▽

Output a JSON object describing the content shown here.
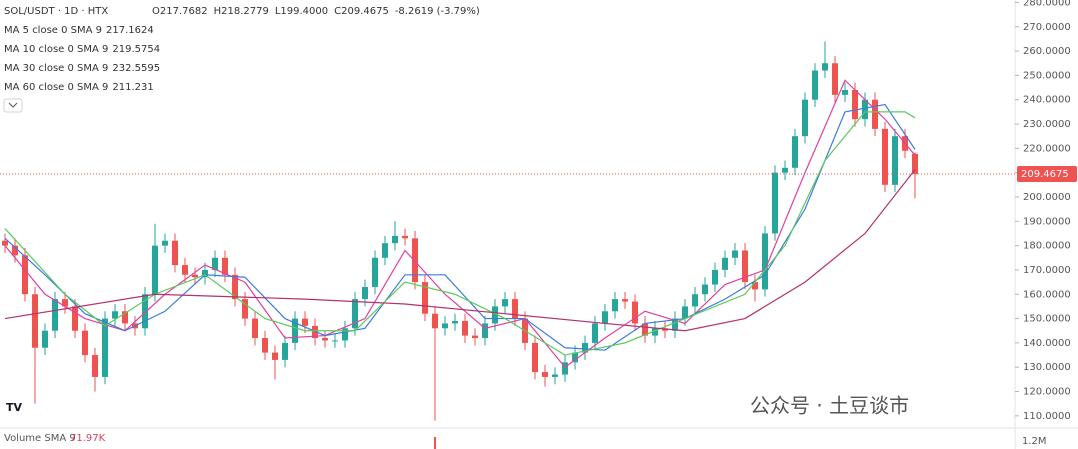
{
  "chart_data": {
    "type": "candlestick",
    "title": "SOL/USDT · 1D · HTX",
    "ohlc_legend": [
      "O217.7682",
      "H218.2779",
      "L199.4000",
      "C209.4675",
      "-8.2619 (-3.79%)"
    ],
    "up_color": "#26a69a",
    "down_color": "#ef5350",
    "open": [
      182,
      180,
      176,
      160,
      138,
      145,
      158,
      155,
      145,
      135,
      126,
      150,
      153,
      148,
      146,
      160,
      180,
      182,
      172,
      168,
      167,
      170,
      175,
      168,
      158,
      150,
      142,
      136,
      133,
      140,
      150,
      147,
      142,
      141,
      141,
      146,
      158,
      163,
      175,
      181,
      184,
      183,
      165,
      152,
      146,
      148,
      149,
      143,
      142,
      148,
      155,
      158,
      150,
      140,
      128,
      126,
      127,
      132,
      136,
      140,
      148,
      153,
      158,
      157,
      148,
      143,
      146,
      145,
      150,
      155,
      160,
      164,
      170,
      175,
      178,
      165,
      162,
      185,
      210,
      212,
      225,
      240,
      252,
      255,
      242,
      244,
      232,
      240,
      228,
      205,
      225,
      217.7682
    ],
    "high": [
      185,
      183,
      179,
      163,
      148,
      161,
      161,
      158,
      148,
      138,
      153,
      156,
      156,
      151,
      163,
      189,
      185,
      185,
      175,
      171,
      173,
      178,
      178,
      171,
      161,
      153,
      145,
      139,
      143,
      153,
      153,
      150,
      145,
      144,
      149,
      161,
      166,
      178,
      184,
      190,
      187,
      186,
      168,
      155,
      151,
      152,
      152,
      146,
      151,
      158,
      161,
      161,
      153,
      143,
      131,
      130,
      135,
      139,
      143,
      151,
      156,
      161,
      161,
      160,
      151,
      149,
      149,
      153,
      158,
      163,
      167,
      173,
      178,
      181,
      181,
      168,
      188,
      213,
      215,
      228,
      243,
      255,
      264,
      258,
      247,
      247,
      243,
      243,
      231,
      228,
      228,
      218.2779
    ],
    "low": [
      177,
      173,
      157,
      115,
      135,
      142,
      152,
      142,
      132,
      120,
      123,
      147,
      145,
      143,
      143,
      157,
      177,
      169,
      165,
      164,
      164,
      167,
      165,
      155,
      147,
      139,
      133,
      125,
      130,
      137,
      144,
      139,
      138,
      138,
      138,
      143,
      155,
      160,
      172,
      178,
      180,
      162,
      149,
      108,
      143,
      145,
      140,
      139,
      139,
      145,
      152,
      147,
      137,
      125,
      122,
      123,
      124,
      129,
      133,
      137,
      145,
      150,
      154,
      145,
      140,
      140,
      142,
      142,
      147,
      152,
      157,
      161,
      167,
      172,
      162,
      157,
      159,
      182,
      207,
      209,
      222,
      237,
      249,
      239,
      239,
      229,
      229,
      225,
      202,
      202,
      216,
      199.4
    ],
    "close": [
      180,
      176,
      160,
      138,
      145,
      158,
      155,
      145,
      135,
      126,
      150,
      153,
      148,
      146,
      160,
      180,
      182,
      172,
      168,
      167,
      170,
      175,
      168,
      158,
      150,
      142,
      136,
      133,
      140,
      150,
      147,
      142,
      141,
      141,
      146,
      158,
      163,
      175,
      181,
      184,
      183,
      165,
      152,
      146,
      148,
      149,
      143,
      142,
      148,
      155,
      158,
      150,
      140,
      128,
      126,
      127,
      132,
      136,
      140,
      148,
      153,
      158,
      157,
      148,
      143,
      146,
      145,
      150,
      155,
      160,
      164,
      170,
      175,
      178,
      165,
      162,
      185,
      210,
      212,
      225,
      240,
      252,
      255,
      242,
      244,
      232,
      240,
      228,
      205,
      225,
      219,
      209.4675
    ],
    "series": [
      {
        "name": "MA 5 close 0 SMA 9",
        "color": "#e040a0",
        "x": [
          0,
          4,
          8,
          12,
          16,
          20,
          24,
          28,
          32,
          36,
          40,
          44,
          48,
          52,
          56,
          60,
          64,
          68,
          72,
          76,
          80,
          84,
          88,
          91
        ],
        "values": [
          180,
          160,
          150,
          145,
          160,
          172,
          165,
          142,
          143,
          150,
          178,
          160,
          146,
          150,
          130,
          142,
          153,
          148,
          164,
          170,
          210,
          248,
          232,
          217.1624
        ]
      },
      {
        "name": "MA 10 close 0 SMA 9",
        "color": "#3d7be0",
        "x": [
          0,
          4,
          8,
          12,
          16,
          20,
          24,
          28,
          32,
          36,
          40,
          44,
          48,
          52,
          56,
          60,
          64,
          68,
          72,
          76,
          80,
          84,
          88,
          91
        ],
        "values": [
          183,
          168,
          152,
          145,
          153,
          168,
          167,
          150,
          143,
          146,
          168,
          168,
          150,
          150,
          138,
          137,
          148,
          150,
          158,
          168,
          195,
          235,
          238,
          219.5754
        ]
      },
      {
        "name": "MA 30 close 0 SMA 9",
        "color": "#5cc95c",
        "x": [
          0,
          6,
          10,
          15,
          20,
          26,
          30,
          35,
          40,
          45,
          50,
          56,
          62,
          68,
          74,
          78,
          82,
          86,
          90,
          91
        ],
        "values": [
          187,
          160,
          147,
          160,
          168,
          150,
          145,
          145,
          165,
          160,
          150,
          135,
          140,
          150,
          160,
          180,
          215,
          235,
          235,
          232.5595
        ]
      },
      {
        "name": "MA 60 close 0 SMA 9",
        "color": "#b5306e",
        "x": [
          0,
          15,
          30,
          40,
          50,
          60,
          68,
          74,
          80,
          86,
          91
        ],
        "values": [
          150,
          160,
          158,
          156,
          152,
          148,
          145,
          150,
          165,
          185,
          211.231
        ]
      }
    ],
    "ylim": [
      105,
      281
    ],
    "yticks": [
      {
        "value": 280,
        "label": "280.0000"
      },
      {
        "value": 270,
        "label": "270.0000"
      },
      {
        "value": 260,
        "label": "260.0000"
      },
      {
        "value": 250,
        "label": "250.0000"
      },
      {
        "value": 240,
        "label": "240.0000"
      },
      {
        "value": 230,
        "label": "230.0000"
      },
      {
        "value": 220,
        "label": "220.0000"
      },
      {
        "value": 210,
        "label": "210.0000"
      },
      {
        "value": 200,
        "label": "200.0000"
      },
      {
        "value": 190,
        "label": "190.0000"
      },
      {
        "value": 180,
        "label": "180.0000"
      },
      {
        "value": 170,
        "label": "170.0000"
      },
      {
        "value": 160,
        "label": "160.0000"
      },
      {
        "value": 150,
        "label": "150.0000"
      },
      {
        "value": 140,
        "label": "140.0000"
      },
      {
        "value": 130,
        "label": "130.0000"
      },
      {
        "value": 120,
        "label": "120.0000"
      },
      {
        "value": 110,
        "label": "110.0000"
      }
    ],
    "grid": false,
    "volume": {
      "title": "Volume SMA 9",
      "sma_label": "71.97K",
      "ytick_label": "1.2M"
    },
    "watermark": "公众号 · 土豆谈市"
  }
}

△

* [WORK TO DO]
Images in the records should not be copied. Repeat all the rest exactly.

* [WRITTEN RESPONSE]
Output a JSON object describing the content shown here.
{
  "chart_data": {
    "type": "candlestick",
    "title": "SOL/USDT · 1D · HTX",
    "ohlc_legend": [
      "O217.7682",
      "H218.2779",
      "L199.4000",
      "C209.4675",
      "-8.2619 (-3.79%)"
    ],
    "up_color": "#26a69a",
    "down_color": "#ef5350",
    "open": [
      182,
      180,
      176,
      160,
      138,
      145,
      158,
      155,
      145,
      135,
      126,
      150,
      153,
      148,
      146,
      160,
      180,
      182,
      172,
      168,
      167,
      170,
      175,
      168,
      158,
      150,
      142,
      136,
      133,
      140,
      150,
      147,
      142,
      141,
      141,
      146,
      158,
      163,
      175,
      181,
      184,
      183,
      165,
      152,
      146,
      148,
      149,
      143,
      142,
      148,
      155,
      158,
      150,
      140,
      128,
      126,
      127,
      132,
      136,
      140,
      148,
      153,
      158,
      157,
      148,
      143,
      146,
      145,
      150,
      155,
      160,
      164,
      170,
      175,
      178,
      165,
      162,
      185,
      210,
      212,
      225,
      240,
      252,
      255,
      242,
      244,
      232,
      240,
      228,
      205,
      225,
      217.7682
    ],
    "high": [
      185,
      183,
      179,
      163,
      148,
      161,
      161,
      158,
      148,
      138,
      153,
      156,
      156,
      151,
      163,
      189,
      185,
      185,
      175,
      171,
      173,
      178,
      178,
      171,
      161,
      153,
      145,
      139,
      143,
      153,
      153,
      150,
      145,
      144,
      149,
      161,
      166,
      178,
      184,
      190,
      187,
      186,
      168,
      155,
      151,
      152,
      152,
      146,
      151,
      158,
      161,
      161,
      153,
      143,
      131,
      130,
      135,
      139,
      143,
      151,
      156,
      161,
      161,
      160,
      151,
      149,
      149,
      153,
      158,
      163,
      167,
      173,
      178,
      181,
      181,
      168,
      188,
      213,
      215,
      228,
      243,
      255,
      264,
      258,
      247,
      247,
      243,
      243,
      231,
      228,
      228,
      218.2779
    ],
    "low": [
      177,
      173,
      157,
      115,
      135,
      142,
      152,
      142,
      132,
      120,
      123,
      147,
      145,
      143,
      143,
      157,
      177,
      169,
      165,
      164,
      164,
      167,
      165,
      155,
      147,
      139,
      133,
      125,
      130,
      137,
      144,
      139,
      138,
      138,
      138,
      143,
      155,
      160,
      172,
      178,
      180,
      162,
      149,
      108,
      143,
      145,
      140,
      139,
      139,
      145,
      152,
      147,
      137,
      125,
      122,
      123,
      124,
      129,
      133,
      137,
      145,
      150,
      154,
      145,
      140,
      140,
      142,
      142,
      147,
      152,
      157,
      161,
      167,
      172,
      162,
      157,
      159,
      182,
      207,
      209,
      222,
      237,
      249,
      239,
      239,
      229,
      229,
      225,
      202,
      202,
      216,
      199.4
    ],
    "close": [
      180,
      176,
      160,
      138,
      145,
      158,
      155,
      145,
      135,
      126,
      150,
      153,
      148,
      146,
      160,
      180,
      182,
      172,
      168,
      167,
      170,
      175,
      168,
      158,
      150,
      142,
      136,
      133,
      140,
      150,
      147,
      142,
      141,
      141,
      146,
      158,
      163,
      175,
      181,
      184,
      183,
      165,
      152,
      146,
      148,
      149,
      143,
      142,
      148,
      155,
      158,
      150,
      140,
      128,
      126,
      127,
      132,
      136,
      140,
      148,
      153,
      158,
      157,
      148,
      143,
      146,
      145,
      150,
      155,
      160,
      164,
      170,
      175,
      178,
      165,
      162,
      185,
      210,
      212,
      225,
      240,
      252,
      255,
      242,
      244,
      232,
      240,
      228,
      205,
      225,
      219,
      209.4675
    ],
    "series": [
      {
        "name": "MA 5 close 0 SMA 9",
        "color": "#e040a0",
        "x": [
          0,
          4,
          8,
          12,
          16,
          20,
          24,
          28,
          32,
          36,
          40,
          44,
          48,
          52,
          56,
          60,
          64,
          68,
          72,
          76,
          80,
          84,
          88,
          91
        ],
        "values": [
          180,
          160,
          150,
          145,
          160,
          172,
          165,
          142,
          143,
          150,
          178,
          160,
          146,
          150,
          130,
          142,
          153,
          148,
          164,
          170,
          210,
          248,
          232,
          217.1624
        ]
      },
      {
        "name": "MA 10 close 0 SMA 9",
        "color": "#3d7be0",
        "x": [
          0,
          4,
          8,
          12,
          16,
          20,
          24,
          28,
          32,
          36,
          40,
          44,
          48,
          52,
          56,
          60,
          64,
          68,
          72,
          76,
          80,
          84,
          88,
          91
        ],
        "values": [
          183,
          168,
          152,
          145,
          153,
          168,
          167,
          150,
          143,
          146,
          168,
          168,
          150,
          150,
          138,
          137,
          148,
          150,
          158,
          168,
          195,
          235,
          238,
          219.5754
        ]
      },
      {
        "name": "MA 30 close 0 SMA 9",
        "color": "#5cc95c",
        "x": [
          0,
          6,
          10,
          15,
          20,
          26,
          30,
          35,
          40,
          45,
          50,
          56,
          62,
          68,
          74,
          78,
          82,
          86,
          90,
          91
        ],
        "values": [
          187,
          160,
          147,
          160,
          168,
          150,
          145,
          145,
          165,
          160,
          150,
          135,
          140,
          150,
          160,
          180,
          215,
          235,
          235,
          232.5595
        ]
      },
      {
        "name": "MA 60 close 0 SMA 9",
        "color": "#b5306e",
        "x": [
          0,
          15,
          30,
          40,
          50,
          60,
          68,
          74,
          80,
          86,
          91
        ],
        "values": [
          150,
          160,
          158,
          156,
          152,
          148,
          145,
          150,
          165,
          185,
          211.231
        ]
      }
    ],
    "ylim": [
      105,
      281
    ],
    "yticks": [
      {
        "value": 280,
        "label": "280.0000"
      },
      {
        "value": 270,
        "label": "270.0000"
      },
      {
        "value": 260,
        "label": "260.0000"
      },
      {
        "value": 250,
        "label": "250.0000"
      },
      {
        "value": 240,
        "label": "240.0000"
      },
      {
        "value": 230,
        "label": "230.0000"
      },
      {
        "value": 220,
        "label": "220.0000"
      },
      {
        "value": 210,
        "label": "210.0000"
      },
      {
        "value": 200,
        "label": "200.0000"
      },
      {
        "value": 190,
        "label": "190.0000"
      },
      {
        "value": 180,
        "label": "180.0000"
      },
      {
        "value": 170,
        "label": "170.0000"
      },
      {
        "value": 160,
        "label": "160.0000"
      },
      {
        "value": 150,
        "label": "150.0000"
      },
      {
        "value": 140,
        "label": "140.0000"
      },
      {
        "value": 130,
        "label": "130.0000"
      },
      {
        "value": 120,
        "label": "120.0000"
      },
      {
        "value": 110,
        "label": "110.0000"
      }
    ],
    "grid": false,
    "volume": {
      "title": "Volume SMA 9",
      "sma_label": "71.97K",
      "ytick_label": "1.2M"
    },
    "watermark": "公众号 · 土豆谈市"
  }
}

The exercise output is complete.